Written exercise: Scan the records and identify every line in which the string "Address" occurs, then return those lines.

Stored data entries:
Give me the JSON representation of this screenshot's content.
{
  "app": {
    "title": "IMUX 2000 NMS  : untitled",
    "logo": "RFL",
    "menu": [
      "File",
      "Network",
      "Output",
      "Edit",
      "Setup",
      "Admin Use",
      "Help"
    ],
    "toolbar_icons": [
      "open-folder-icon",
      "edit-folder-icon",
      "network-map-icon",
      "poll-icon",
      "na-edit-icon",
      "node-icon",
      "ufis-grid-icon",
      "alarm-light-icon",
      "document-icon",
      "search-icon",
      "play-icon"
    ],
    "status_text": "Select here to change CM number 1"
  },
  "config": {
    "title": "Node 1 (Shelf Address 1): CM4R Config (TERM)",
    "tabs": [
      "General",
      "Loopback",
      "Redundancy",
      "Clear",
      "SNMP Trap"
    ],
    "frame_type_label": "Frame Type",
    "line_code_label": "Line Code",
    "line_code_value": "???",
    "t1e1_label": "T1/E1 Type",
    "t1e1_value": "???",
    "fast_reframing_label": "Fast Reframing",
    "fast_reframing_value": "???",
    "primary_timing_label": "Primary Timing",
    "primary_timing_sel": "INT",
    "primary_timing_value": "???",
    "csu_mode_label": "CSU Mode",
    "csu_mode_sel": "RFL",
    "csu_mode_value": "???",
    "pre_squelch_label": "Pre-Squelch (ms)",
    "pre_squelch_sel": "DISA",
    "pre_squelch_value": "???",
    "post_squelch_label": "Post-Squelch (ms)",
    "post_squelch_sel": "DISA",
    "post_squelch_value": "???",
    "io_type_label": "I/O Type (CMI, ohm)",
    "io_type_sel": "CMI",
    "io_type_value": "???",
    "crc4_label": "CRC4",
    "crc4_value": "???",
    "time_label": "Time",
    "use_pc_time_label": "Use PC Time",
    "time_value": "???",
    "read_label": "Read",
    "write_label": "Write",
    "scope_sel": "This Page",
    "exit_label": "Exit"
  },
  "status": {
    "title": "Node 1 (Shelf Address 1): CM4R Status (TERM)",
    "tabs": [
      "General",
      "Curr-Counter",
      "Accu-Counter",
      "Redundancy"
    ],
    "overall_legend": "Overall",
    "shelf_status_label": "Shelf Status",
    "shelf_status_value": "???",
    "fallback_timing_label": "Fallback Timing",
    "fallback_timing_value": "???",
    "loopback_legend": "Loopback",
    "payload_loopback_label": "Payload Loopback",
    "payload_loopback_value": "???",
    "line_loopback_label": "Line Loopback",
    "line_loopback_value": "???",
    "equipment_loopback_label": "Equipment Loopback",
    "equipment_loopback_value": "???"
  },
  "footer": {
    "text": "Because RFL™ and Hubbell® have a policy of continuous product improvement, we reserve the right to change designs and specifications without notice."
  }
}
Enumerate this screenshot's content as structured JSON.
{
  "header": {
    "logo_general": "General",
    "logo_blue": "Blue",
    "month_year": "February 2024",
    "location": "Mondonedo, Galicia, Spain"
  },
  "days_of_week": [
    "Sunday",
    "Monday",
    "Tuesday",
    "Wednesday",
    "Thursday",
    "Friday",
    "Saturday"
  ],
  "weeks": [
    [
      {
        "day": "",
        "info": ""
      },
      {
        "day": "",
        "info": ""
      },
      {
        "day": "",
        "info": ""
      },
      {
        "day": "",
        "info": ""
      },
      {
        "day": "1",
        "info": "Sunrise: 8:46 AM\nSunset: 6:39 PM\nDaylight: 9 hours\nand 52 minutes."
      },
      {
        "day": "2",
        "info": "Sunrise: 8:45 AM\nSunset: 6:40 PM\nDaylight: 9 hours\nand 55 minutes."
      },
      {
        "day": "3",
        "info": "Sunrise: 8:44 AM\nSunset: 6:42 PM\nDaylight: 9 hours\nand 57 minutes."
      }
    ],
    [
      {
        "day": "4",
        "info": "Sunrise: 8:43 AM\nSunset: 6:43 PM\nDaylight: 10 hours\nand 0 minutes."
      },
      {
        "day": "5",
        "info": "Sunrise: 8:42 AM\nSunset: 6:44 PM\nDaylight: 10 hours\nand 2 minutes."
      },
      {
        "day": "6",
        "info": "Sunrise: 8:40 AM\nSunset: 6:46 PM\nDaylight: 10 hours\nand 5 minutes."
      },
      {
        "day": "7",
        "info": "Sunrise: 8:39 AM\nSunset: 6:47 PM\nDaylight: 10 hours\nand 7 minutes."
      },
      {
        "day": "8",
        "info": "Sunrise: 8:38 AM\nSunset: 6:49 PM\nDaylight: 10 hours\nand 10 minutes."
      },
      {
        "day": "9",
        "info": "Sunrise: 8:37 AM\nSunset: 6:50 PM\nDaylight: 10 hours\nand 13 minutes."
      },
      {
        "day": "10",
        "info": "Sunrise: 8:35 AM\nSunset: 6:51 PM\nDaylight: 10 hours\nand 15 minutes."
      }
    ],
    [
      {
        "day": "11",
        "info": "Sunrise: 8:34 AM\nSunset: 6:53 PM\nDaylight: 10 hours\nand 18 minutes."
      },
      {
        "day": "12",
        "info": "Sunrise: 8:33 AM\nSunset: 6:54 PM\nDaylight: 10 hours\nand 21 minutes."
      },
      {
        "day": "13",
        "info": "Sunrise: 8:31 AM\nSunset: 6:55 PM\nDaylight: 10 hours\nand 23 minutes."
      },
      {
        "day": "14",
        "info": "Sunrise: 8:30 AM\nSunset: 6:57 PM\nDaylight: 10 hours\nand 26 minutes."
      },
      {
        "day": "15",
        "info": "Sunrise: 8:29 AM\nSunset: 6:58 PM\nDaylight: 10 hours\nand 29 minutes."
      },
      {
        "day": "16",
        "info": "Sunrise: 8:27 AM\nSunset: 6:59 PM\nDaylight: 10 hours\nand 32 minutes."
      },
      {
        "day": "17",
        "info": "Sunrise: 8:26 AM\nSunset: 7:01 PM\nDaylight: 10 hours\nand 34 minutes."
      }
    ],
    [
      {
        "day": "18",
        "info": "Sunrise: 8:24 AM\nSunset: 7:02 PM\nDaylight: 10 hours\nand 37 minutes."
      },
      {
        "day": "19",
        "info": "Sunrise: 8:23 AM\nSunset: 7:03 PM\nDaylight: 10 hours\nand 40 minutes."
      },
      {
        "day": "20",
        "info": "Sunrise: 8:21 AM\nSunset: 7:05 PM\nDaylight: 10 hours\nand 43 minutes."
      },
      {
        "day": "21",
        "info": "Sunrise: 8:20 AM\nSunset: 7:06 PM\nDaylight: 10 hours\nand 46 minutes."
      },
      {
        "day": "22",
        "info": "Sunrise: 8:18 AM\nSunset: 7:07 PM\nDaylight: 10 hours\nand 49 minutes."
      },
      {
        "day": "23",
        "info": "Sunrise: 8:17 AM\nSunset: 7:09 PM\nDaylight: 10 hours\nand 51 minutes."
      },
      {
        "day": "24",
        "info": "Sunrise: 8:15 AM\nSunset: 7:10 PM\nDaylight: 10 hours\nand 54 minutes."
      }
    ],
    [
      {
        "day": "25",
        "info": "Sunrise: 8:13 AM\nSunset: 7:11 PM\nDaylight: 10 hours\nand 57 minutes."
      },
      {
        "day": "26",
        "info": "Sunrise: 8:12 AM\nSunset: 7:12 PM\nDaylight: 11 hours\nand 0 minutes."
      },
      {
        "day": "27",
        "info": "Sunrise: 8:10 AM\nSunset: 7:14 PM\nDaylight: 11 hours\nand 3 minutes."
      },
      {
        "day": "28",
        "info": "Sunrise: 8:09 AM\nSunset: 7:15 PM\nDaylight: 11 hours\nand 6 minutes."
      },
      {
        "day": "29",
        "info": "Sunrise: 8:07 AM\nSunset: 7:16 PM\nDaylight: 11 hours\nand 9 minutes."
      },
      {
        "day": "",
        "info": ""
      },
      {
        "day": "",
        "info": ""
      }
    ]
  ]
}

Response:
    "title": "Node 1 (Shelf Address 1): CM4R Config (TERM)",
    "title": "Node 1 (Shelf Address 1): CM4R Status (TERM)",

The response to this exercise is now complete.